Reproduce all the lines exactly as they stand, apart from the pictures.

Data extract:
======

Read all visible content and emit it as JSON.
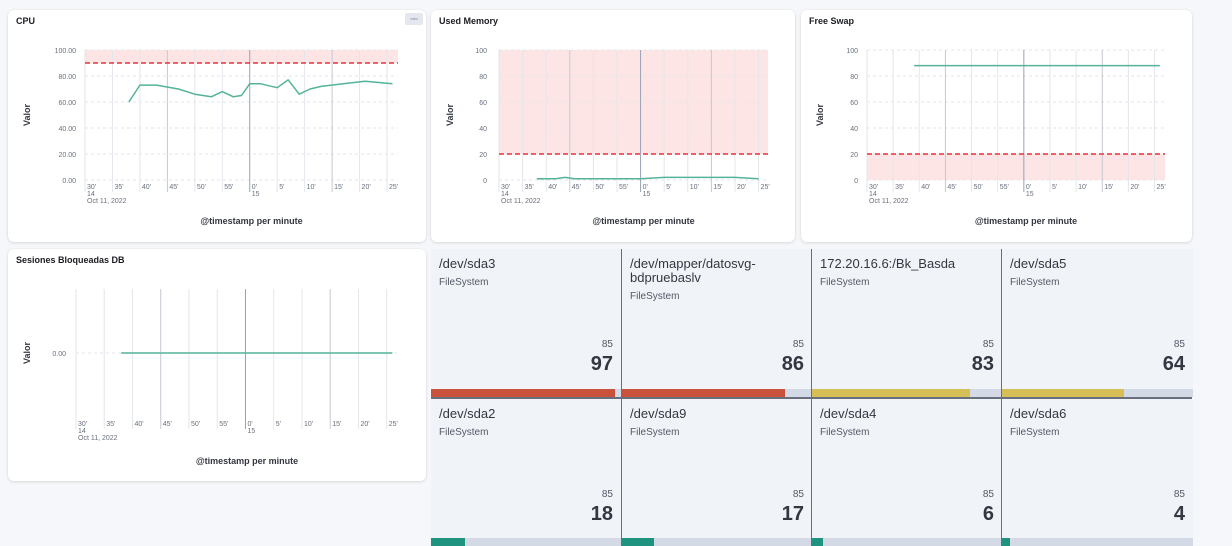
{
  "colors": {
    "line": "#54b399",
    "threshold": "#e7323c",
    "thresholdFill": "#fde5e5",
    "grid": "#e3e6eb",
    "red": "#c9523d",
    "yellow": "#d6bf57",
    "green": "#209280"
  },
  "cpu": {
    "title": "CPU",
    "menu_icon": "ellipsis-icon",
    "chart_data": {
      "type": "line",
      "ylabel": "Valor",
      "xlabel": "@timestamp per minute",
      "ylim": [
        0,
        100
      ],
      "yticks": [
        "100.00",
        "80.00",
        "60.00",
        "40.00",
        "20.00",
        "0.00"
      ],
      "xticks": [
        "30'",
        "35'",
        "40'",
        "45'",
        "50'",
        "55'",
        "0'",
        "5'",
        "10'",
        "15'",
        "20'",
        "25'"
      ],
      "xsub": [
        "14",
        "Oct 11, 2022",
        "15"
      ],
      "threshold": 90,
      "threshold_region": "above",
      "x": [
        38,
        40,
        43,
        47,
        50,
        53,
        55,
        57,
        58.5,
        60,
        62,
        65,
        67,
        69,
        71,
        73,
        77,
        81,
        86
      ],
      "values": [
        60,
        73,
        73,
        70,
        66,
        64,
        68,
        64,
        65,
        74,
        74,
        71,
        77,
        66,
        70,
        72,
        74,
        76,
        74
      ]
    }
  },
  "memory": {
    "title": "Used Memory",
    "chart_data": {
      "type": "line",
      "ylabel": "Valor",
      "xlabel": "@timestamp per minute",
      "ylim": [
        0,
        100
      ],
      "yticks": [
        "100",
        "80",
        "60",
        "40",
        "20",
        "0"
      ],
      "xticks": [
        "30'",
        "35'",
        "40'",
        "45'",
        "50'",
        "55'",
        "0'",
        "5'",
        "10'",
        "15'",
        "20'",
        "25'"
      ],
      "xsub": [
        "14",
        "Oct 11, 2022",
        "15"
      ],
      "threshold": 20,
      "threshold_region": "above",
      "x": [
        38,
        42,
        44,
        46,
        50,
        55,
        60,
        65,
        70,
        75,
        80,
        85
      ],
      "values": [
        1,
        1,
        2,
        1,
        1,
        1,
        1,
        2,
        2,
        2,
        2,
        1
      ]
    }
  },
  "swap": {
    "title": "Free Swap",
    "chart_data": {
      "type": "line",
      "ylabel": "Valor",
      "xlabel": "@timestamp per minute",
      "ylim": [
        0,
        100
      ],
      "yticks": [
        "100",
        "80",
        "60",
        "40",
        "20",
        "0"
      ],
      "xticks": [
        "30'",
        "35'",
        "40'",
        "45'",
        "50'",
        "55'",
        "0'",
        "5'",
        "10'",
        "15'",
        "20'",
        "25'"
      ],
      "xsub": [
        "14",
        "Oct 11, 2022",
        "15"
      ],
      "threshold": 20,
      "threshold_region": "below",
      "x": [
        39,
        86
      ],
      "values": [
        88,
        88
      ]
    }
  },
  "sessions": {
    "title": "Sesiones Bloqueadas DB",
    "chart_data": {
      "type": "line",
      "ylabel": "Valor",
      "xlabel": "@timestamp per minute",
      "yticks": [
        "0.00"
      ],
      "xticks": [
        "30'",
        "35'",
        "40'",
        "45'",
        "50'",
        "55'",
        "0'",
        "5'",
        "10'",
        "15'",
        "20'",
        "25'"
      ],
      "xsub": [
        "14",
        "Oct 11, 2022",
        "15"
      ],
      "x": [
        38,
        86
      ],
      "values": [
        0,
        0
      ]
    }
  },
  "filesystems": [
    {
      "name": "/dev/sda3",
      "type": "FileSystem",
      "goal": "85",
      "value": "97",
      "pct": 97,
      "status": "red"
    },
    {
      "name": "/dev/mapper/datosvg-\nbdpruebaslv",
      "type": "FileSystem",
      "goal": "85",
      "value": "86",
      "pct": 86,
      "status": "red"
    },
    {
      "name": "172.20.16.6:/Bk_Basda",
      "type": "FileSystem",
      "goal": "85",
      "value": "83",
      "pct": 83,
      "status": "yellow"
    },
    {
      "name": "/dev/sda5",
      "type": "FileSystem",
      "goal": "85",
      "value": "64",
      "pct": 64,
      "status": "yellow"
    },
    {
      "name": "/dev/sda2",
      "type": "FileSystem",
      "goal": "85",
      "value": "18",
      "pct": 18,
      "status": "green"
    },
    {
      "name": "/dev/sda9",
      "type": "FileSystem",
      "goal": "85",
      "value": "17",
      "pct": 17,
      "status": "green"
    },
    {
      "name": "/dev/sda4",
      "type": "FileSystem",
      "goal": "85",
      "value": "6",
      "pct": 6,
      "status": "green"
    },
    {
      "name": "/dev/sda6",
      "type": "FileSystem",
      "goal": "85",
      "value": "4",
      "pct": 4,
      "status": "green"
    }
  ]
}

======

Response to this exercise:
Read all visible content and emit it as JSON.
{
  "colors": {
    "line": "#54b399",
    "threshold": "#e7323c",
    "thresholdFill": "#fde5e5",
    "grid": "#e3e6eb",
    "red": "#c9523d",
    "yellow": "#d6bf57",
    "green": "#209280"
  },
  "cpu": {
    "title": "CPU",
    "menu_icon": "ellipsis-icon",
    "chart_data": {
      "type": "line",
      "ylabel": "Valor",
      "xlabel": "@timestamp per minute",
      "ylim": [
        0,
        100
      ],
      "yticks": [
        "100.00",
        "80.00",
        "60.00",
        "40.00",
        "20.00",
        "0.00"
      ],
      "xticks": [
        "30'",
        "35'",
        "40'",
        "45'",
        "50'",
        "55'",
        "0'",
        "5'",
        "10'",
        "15'",
        "20'",
        "25'"
      ],
      "xsub": [
        "14",
        "Oct 11, 2022",
        "15"
      ],
      "threshold": 90,
      "threshold_region": "above",
      "x": [
        38,
        40,
        43,
        47,
        50,
        53,
        55,
        57,
        58.5,
        60,
        62,
        65,
        67,
        69,
        71,
        73,
        77,
        81,
        86
      ],
      "values": [
        60,
        73,
        73,
        70,
        66,
        64,
        68,
        64,
        65,
        74,
        74,
        71,
        77,
        66,
        70,
        72,
        74,
        76,
        74
      ]
    }
  },
  "memory": {
    "title": "Used Memory",
    "chart_data": {
      "type": "line",
      "ylabel": "Valor",
      "xlabel": "@timestamp per minute",
      "ylim": [
        0,
        100
      ],
      "yticks": [
        "100",
        "80",
        "60",
        "40",
        "20",
        "0"
      ],
      "xticks": [
        "30'",
        "35'",
        "40'",
        "45'",
        "50'",
        "55'",
        "0'",
        "5'",
        "10'",
        "15'",
        "20'",
        "25'"
      ],
      "xsub": [
        "14",
        "Oct 11, 2022",
        "15"
      ],
      "threshold": 20,
      "threshold_region": "above",
      "x": [
        38,
        42,
        44,
        46,
        50,
        55,
        60,
        65,
        70,
        75,
        80,
        85
      ],
      "values": [
        1,
        1,
        2,
        1,
        1,
        1,
        1,
        2,
        2,
        2,
        2,
        1
      ]
    }
  },
  "swap": {
    "title": "Free Swap",
    "chart_data": {
      "type": "line",
      "ylabel": "Valor",
      "xlabel": "@timestamp per minute",
      "ylim": [
        0,
        100
      ],
      "yticks": [
        "100",
        "80",
        "60",
        "40",
        "20",
        "0"
      ],
      "xticks": [
        "30'",
        "35'",
        "40'",
        "45'",
        "50'",
        "55'",
        "0'",
        "5'",
        "10'",
        "15'",
        "20'",
        "25'"
      ],
      "xsub": [
        "14",
        "Oct 11, 2022",
        "15"
      ],
      "threshold": 20,
      "threshold_region": "below",
      "x": [
        39,
        86
      ],
      "values": [
        88,
        88
      ]
    }
  },
  "sessions": {
    "title": "Sesiones Bloqueadas DB",
    "chart_data": {
      "type": "line",
      "ylabel": "Valor",
      "xlabel": "@timestamp per minute",
      "yticks": [
        "0.00"
      ],
      "xticks": [
        "30'",
        "35'",
        "40'",
        "45'",
        "50'",
        "55'",
        "0'",
        "5'",
        "10'",
        "15'",
        "20'",
        "25'"
      ],
      "xsub": [
        "14",
        "Oct 11, 2022",
        "15"
      ],
      "x": [
        38,
        86
      ],
      "values": [
        0,
        0
      ]
    }
  },
  "filesystems": [
    {
      "name": "/dev/sda3",
      "type": "FileSystem",
      "goal": "85",
      "value": "97",
      "pct": 97,
      "status": "red"
    },
    {
      "name": "/dev/mapper/datosvg-\nbdpruebaslv",
      "type": "FileSystem",
      "goal": "85",
      "value": "86",
      "pct": 86,
      "status": "red"
    },
    {
      "name": "172.20.16.6:/Bk_Basda",
      "type": "FileSystem",
      "goal": "85",
      "value": "83",
      "pct": 83,
      "status": "yellow"
    },
    {
      "name": "/dev/sda5",
      "type": "FileSystem",
      "goal": "85",
      "value": "64",
      "pct": 64,
      "status": "yellow"
    },
    {
      "name": "/dev/sda2",
      "type": "FileSystem",
      "goal": "85",
      "value": "18",
      "pct": 18,
      "status": "green"
    },
    {
      "name": "/dev/sda9",
      "type": "FileSystem",
      "goal": "85",
      "value": "17",
      "pct": 17,
      "status": "green"
    },
    {
      "name": "/dev/sda4",
      "type": "FileSystem",
      "goal": "85",
      "value": "6",
      "pct": 6,
      "status": "green"
    },
    {
      "name": "/dev/sda6",
      "type": "FileSystem",
      "goal": "85",
      "value": "4",
      "pct": 4,
      "status": "green"
    }
  ]
}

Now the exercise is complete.